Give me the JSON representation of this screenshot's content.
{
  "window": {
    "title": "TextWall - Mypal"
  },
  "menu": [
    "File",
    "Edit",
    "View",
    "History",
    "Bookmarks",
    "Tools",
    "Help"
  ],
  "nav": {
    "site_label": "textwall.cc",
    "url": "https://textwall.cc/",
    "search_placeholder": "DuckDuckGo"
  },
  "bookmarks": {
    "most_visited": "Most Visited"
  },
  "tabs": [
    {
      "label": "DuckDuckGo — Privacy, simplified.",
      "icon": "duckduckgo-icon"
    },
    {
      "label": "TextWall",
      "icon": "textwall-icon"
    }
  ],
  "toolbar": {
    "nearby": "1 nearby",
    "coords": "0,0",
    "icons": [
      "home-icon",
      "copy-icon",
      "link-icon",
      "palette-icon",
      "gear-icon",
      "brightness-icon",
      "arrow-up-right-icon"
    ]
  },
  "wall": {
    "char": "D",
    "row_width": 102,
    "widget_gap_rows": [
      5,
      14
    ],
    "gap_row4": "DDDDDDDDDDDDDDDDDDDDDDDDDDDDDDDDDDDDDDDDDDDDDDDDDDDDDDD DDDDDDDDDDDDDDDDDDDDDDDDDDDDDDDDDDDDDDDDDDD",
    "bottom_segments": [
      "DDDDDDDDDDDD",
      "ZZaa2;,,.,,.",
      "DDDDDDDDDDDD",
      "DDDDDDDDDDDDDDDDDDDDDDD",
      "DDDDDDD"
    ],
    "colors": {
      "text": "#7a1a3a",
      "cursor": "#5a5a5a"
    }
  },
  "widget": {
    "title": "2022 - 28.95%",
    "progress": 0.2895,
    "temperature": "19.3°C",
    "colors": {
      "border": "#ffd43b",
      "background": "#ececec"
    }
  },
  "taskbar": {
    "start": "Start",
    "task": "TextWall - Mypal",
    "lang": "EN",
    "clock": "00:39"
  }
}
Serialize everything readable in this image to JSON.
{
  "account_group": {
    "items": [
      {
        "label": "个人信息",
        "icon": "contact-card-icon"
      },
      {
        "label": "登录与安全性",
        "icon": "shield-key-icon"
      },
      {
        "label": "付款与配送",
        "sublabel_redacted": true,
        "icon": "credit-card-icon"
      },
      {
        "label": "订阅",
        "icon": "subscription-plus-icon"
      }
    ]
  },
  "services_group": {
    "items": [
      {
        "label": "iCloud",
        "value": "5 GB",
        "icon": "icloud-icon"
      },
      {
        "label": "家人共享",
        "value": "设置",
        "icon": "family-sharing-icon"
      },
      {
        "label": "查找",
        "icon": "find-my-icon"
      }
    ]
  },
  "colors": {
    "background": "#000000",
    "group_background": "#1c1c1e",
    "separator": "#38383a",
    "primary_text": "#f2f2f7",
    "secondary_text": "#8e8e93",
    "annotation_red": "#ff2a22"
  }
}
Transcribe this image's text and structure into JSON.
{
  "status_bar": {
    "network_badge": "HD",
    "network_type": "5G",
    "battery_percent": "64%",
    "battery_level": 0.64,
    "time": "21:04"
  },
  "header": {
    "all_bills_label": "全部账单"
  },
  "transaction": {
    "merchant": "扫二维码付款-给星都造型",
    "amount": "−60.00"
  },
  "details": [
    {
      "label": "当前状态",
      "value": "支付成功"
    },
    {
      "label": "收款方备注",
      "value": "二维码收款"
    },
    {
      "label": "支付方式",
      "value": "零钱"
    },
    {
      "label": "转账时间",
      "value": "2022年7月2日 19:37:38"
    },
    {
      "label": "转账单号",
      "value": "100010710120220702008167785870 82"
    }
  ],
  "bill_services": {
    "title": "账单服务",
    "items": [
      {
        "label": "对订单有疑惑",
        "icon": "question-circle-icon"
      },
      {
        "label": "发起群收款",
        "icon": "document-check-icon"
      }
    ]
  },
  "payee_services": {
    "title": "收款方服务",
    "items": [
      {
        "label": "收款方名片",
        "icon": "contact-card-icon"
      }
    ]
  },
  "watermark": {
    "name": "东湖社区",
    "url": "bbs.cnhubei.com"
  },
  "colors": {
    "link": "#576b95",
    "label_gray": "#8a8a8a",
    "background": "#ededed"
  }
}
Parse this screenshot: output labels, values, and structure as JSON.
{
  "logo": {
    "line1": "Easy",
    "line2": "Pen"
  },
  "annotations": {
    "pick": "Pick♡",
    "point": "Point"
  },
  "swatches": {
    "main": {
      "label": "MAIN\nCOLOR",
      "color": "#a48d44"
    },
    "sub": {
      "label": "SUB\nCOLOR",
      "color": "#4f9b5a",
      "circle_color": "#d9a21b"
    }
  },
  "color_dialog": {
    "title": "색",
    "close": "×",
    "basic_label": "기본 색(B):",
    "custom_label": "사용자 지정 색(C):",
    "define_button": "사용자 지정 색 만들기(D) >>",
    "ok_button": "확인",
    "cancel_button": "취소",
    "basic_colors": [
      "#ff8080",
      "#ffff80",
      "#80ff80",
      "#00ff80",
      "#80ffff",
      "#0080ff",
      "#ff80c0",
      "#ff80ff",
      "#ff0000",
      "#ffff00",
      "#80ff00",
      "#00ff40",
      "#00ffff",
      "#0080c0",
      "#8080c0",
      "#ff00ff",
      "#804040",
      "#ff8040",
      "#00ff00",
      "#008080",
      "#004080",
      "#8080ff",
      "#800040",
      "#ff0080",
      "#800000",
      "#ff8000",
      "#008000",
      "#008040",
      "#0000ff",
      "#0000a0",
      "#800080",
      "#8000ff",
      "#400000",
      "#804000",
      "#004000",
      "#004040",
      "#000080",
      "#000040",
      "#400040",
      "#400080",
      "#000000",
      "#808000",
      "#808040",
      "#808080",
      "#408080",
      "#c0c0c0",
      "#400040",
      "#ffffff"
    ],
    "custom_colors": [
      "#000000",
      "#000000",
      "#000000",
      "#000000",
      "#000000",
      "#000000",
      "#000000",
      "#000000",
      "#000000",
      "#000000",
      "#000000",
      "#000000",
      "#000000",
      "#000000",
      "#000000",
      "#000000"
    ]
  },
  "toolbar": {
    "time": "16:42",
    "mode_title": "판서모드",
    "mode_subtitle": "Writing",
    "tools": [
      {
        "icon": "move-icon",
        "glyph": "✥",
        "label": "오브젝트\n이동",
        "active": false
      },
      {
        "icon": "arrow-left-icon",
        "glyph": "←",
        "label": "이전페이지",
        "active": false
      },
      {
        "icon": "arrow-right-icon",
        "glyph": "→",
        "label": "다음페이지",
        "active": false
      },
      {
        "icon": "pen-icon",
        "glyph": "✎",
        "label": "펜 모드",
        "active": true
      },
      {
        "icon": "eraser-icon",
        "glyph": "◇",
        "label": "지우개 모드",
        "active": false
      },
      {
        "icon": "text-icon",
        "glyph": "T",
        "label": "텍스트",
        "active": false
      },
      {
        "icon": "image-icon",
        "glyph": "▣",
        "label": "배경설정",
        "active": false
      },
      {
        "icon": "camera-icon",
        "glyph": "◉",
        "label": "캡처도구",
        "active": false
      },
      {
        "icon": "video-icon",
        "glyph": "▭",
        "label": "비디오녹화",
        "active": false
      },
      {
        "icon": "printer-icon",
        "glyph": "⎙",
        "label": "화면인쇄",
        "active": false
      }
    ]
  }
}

- _Task brief_: Write down the full listing again, exactly.

- _Exercise output_:
Give me the JSON representation of this screenshot's content.
{
  "window": {
    "title": "TextWall - Mypal"
  },
  "menu": [
    "File",
    "Edit",
    "View",
    "History",
    "Bookmarks",
    "Tools",
    "Help"
  ],
  "nav": {
    "site_label": "textwall.cc",
    "url": "https://textwall.cc/",
    "search_placeholder": "DuckDuckGo"
  },
  "bookmarks": {
    "most_visited": "Most Visited"
  },
  "tabs": [
    {
      "label": "DuckDuckGo — Privacy, simplified.",
      "icon": "duckduckgo-icon"
    },
    {
      "label": "TextWall",
      "icon": "textwall-icon"
    }
  ],
  "toolbar": {
    "nearby": "1 nearby",
    "coords": "0,0",
    "icons": [
      "home-icon",
      "copy-icon",
      "link-icon",
      "palette-icon",
      "gear-icon",
      "brightness-icon",
      "arrow-up-right-icon"
    ]
  },
  "wall": {
    "char": "D",
    "row_width": 102,
    "widget_gap_rows": [
      5,
      14
    ],
    "gap_row4": "DDDDDDDDDDDDDDDDDDDDDDDDDDDDDDDDDDDDDDDDDDDDDDDDDDDDDDD DDDDDDDDDDDDDDDDDDDDDDDDDDDDDDDDDDDDDDDDDDD",
    "bottom_segments": [
      "DDDDDDDDDDDD",
      "ZZaa2;,,.,,.",
      "DDDDDDDDDDDD",
      "DDDDDDDDDDDDDDDDDDDDDDD",
      "DDDDDDD"
    ],
    "colors": {
      "text": "#7a1a3a",
      "cursor": "#5a5a5a"
    }
  },
  "widget": {
    "title": "2022 - 28.95%",
    "progress": 0.2895,
    "temperature": "19.3°C",
    "colors": {
      "border": "#ffd43b",
      "background": "#ececec"
    }
  },
  "taskbar": {
    "start": "Start",
    "task": "TextWall - Mypal",
    "lang": "EN",
    "clock": "00:39"
  }
}
Serialize everything readable in this image to JSON.
{
  "account_group": {
    "items": [
      {
        "label": "个人信息",
        "icon": "contact-card-icon"
      },
      {
        "label": "登录与安全性",
        "icon": "shield-key-icon"
      },
      {
        "label": "付款与配送",
        "sublabel_redacted": true,
        "icon": "credit-card-icon"
      },
      {
        "label": "订阅",
        "icon": "subscription-plus-icon"
      }
    ]
  },
  "services_group": {
    "items": [
      {
        "label": "iCloud",
        "value": "5 GB",
        "icon": "icloud-icon"
      },
      {
        "label": "家人共享",
        "value": "设置",
        "icon": "family-sharing-icon"
      },
      {
        "label": "查找",
        "icon": "find-my-icon"
      }
    ]
  },
  "colors": {
    "background": "#000000",
    "group_background": "#1c1c1e",
    "separator": "#38383a",
    "primary_text": "#f2f2f7",
    "secondary_text": "#8e8e93",
    "annotation_red": "#ff2a22"
  }
}
Transcribe this image's text and structure into JSON.
{
  "status_bar": {
    "network_badge": "HD",
    "network_type": "5G",
    "battery_percent": "64%",
    "battery_level": 0.64,
    "time": "21:04"
  },
  "header": {
    "all_bills_label": "全部账单"
  },
  "transaction": {
    "merchant": "扫二维码付款-给星都造型",
    "amount": "−60.00"
  },
  "details": [
    {
      "label": "当前状态",
      "value": "支付成功"
    },
    {
      "label": "收款方备注",
      "value": "二维码收款"
    },
    {
      "label": "支付方式",
      "value": "零钱"
    },
    {
      "label": "转账时间",
      "value": "2022年7月2日 19:37:38"
    },
    {
      "label": "转账单号",
      "value": "100010710120220702008167785870 82"
    }
  ],
  "bill_services": {
    "title": "账单服务",
    "items": [
      {
        "label": "对订单有疑惑",
        "icon": "question-circle-icon"
      },
      {
        "label": "发起群收款",
        "icon": "document-check-icon"
      }
    ]
  },
  "payee_services": {
    "title": "收款方服务",
    "items": [
      {
        "label": "收款方名片",
        "icon": "contact-card-icon"
      }
    ]
  },
  "watermark": {
    "name": "东湖社区",
    "url": "bbs.cnhubei.com"
  },
  "colors": {
    "link": "#576b95",
    "label_gray": "#8a8a8a",
    "background": "#ededed"
  }
}
Parse this screenshot: output labels, values, and structure as JSON.
{
  "logo": {
    "line1": "Easy",
    "line2": "Pen"
  },
  "annotations": {
    "pick": "Pick♡",
    "point": "Point"
  },
  "swatches": {
    "main": {
      "label": "MAIN\nCOLOR",
      "color": "#a48d44"
    },
    "sub": {
      "label": "SUB\nCOLOR",
      "color": "#4f9b5a",
      "circle_color": "#d9a21b"
    }
  },
  "color_dialog": {
    "title": "색",
    "close": "×",
    "basic_label": "기본 색(B):",
    "custom_label": "사용자 지정 색(C):",
    "define_button": "사용자 지정 색 만들기(D) >>",
    "ok_button": "확인",
    "cancel_button": "취소",
    "basic_colors": [
      "#ff8080",
      "#ffff80",
      "#80ff80",
      "#00ff80",
      "#80ffff",
      "#0080ff",
      "#ff80c0",
      "#ff80ff",
      "#ff0000",
      "#ffff00",
      "#80ff00",
      "#00ff40",
      "#00ffff",
      "#0080c0",
      "#8080c0",
      "#ff00ff",
      "#804040",
      "#ff8040",
      "#00ff00",
      "#008080",
      "#004080",
      "#8080ff",
      "#800040",
      "#ff0080",
      "#800000",
      "#ff8000",
      "#008000",
      "#008040",
      "#0000ff",
      "#0000a0",
      "#800080",
      "#8000ff",
      "#400000",
      "#804000",
      "#004000",
      "#004040",
      "#000080",
      "#000040",
      "#400040",
      "#400080",
      "#000000",
      "#808000",
      "#808040",
      "#808080",
      "#408080",
      "#c0c0c0",
      "#400040",
      "#ffffff"
    ],
    "custom_colors": [
      "#000000",
      "#000000",
      "#000000",
      "#000000",
      "#000000",
      "#000000",
      "#000000",
      "#000000",
      "#000000",
      "#000000",
      "#000000",
      "#000000",
      "#000000",
      "#000000",
      "#000000",
      "#000000"
    ]
  },
  "toolbar": {
    "time": "16:42",
    "mode_title": "판서모드",
    "mode_subtitle": "Writing",
    "tools": [
      {
        "icon": "move-icon",
        "glyph": "✥",
        "label": "오브젝트\n이동",
        "active": false
      },
      {
        "icon": "arrow-left-icon",
        "glyph": "←",
        "label": "이전페이지",
        "active": false
      },
      {
        "icon": "arrow-right-icon",
        "glyph": "→",
        "label": "다음페이지",
        "active": false
      },
      {
        "icon": "pen-icon",
        "glyph": "✎",
        "label": "펜 모드",
        "active": true
      },
      {
        "icon": "eraser-icon",
        "glyph": "◇",
        "label": "지우개 모드",
        "active": false
      },
      {
        "icon": "text-icon",
        "glyph": "T",
        "label": "텍스트",
        "active": false
      },
      {
        "icon": "image-icon",
        "glyph": "▣",
        "label": "배경설정",
        "active": false
      },
      {
        "icon": "camera-icon",
        "glyph": "◉",
        "label": "캡처도구",
        "active": false
      },
      {
        "icon": "video-icon",
        "glyph": "▭",
        "label": "비디오녹화",
        "active": false
      },
      {
        "icon": "printer-icon",
        "glyph": "⎙",
        "label": "화면인쇄",
        "active": false
      }
    ]
  }
}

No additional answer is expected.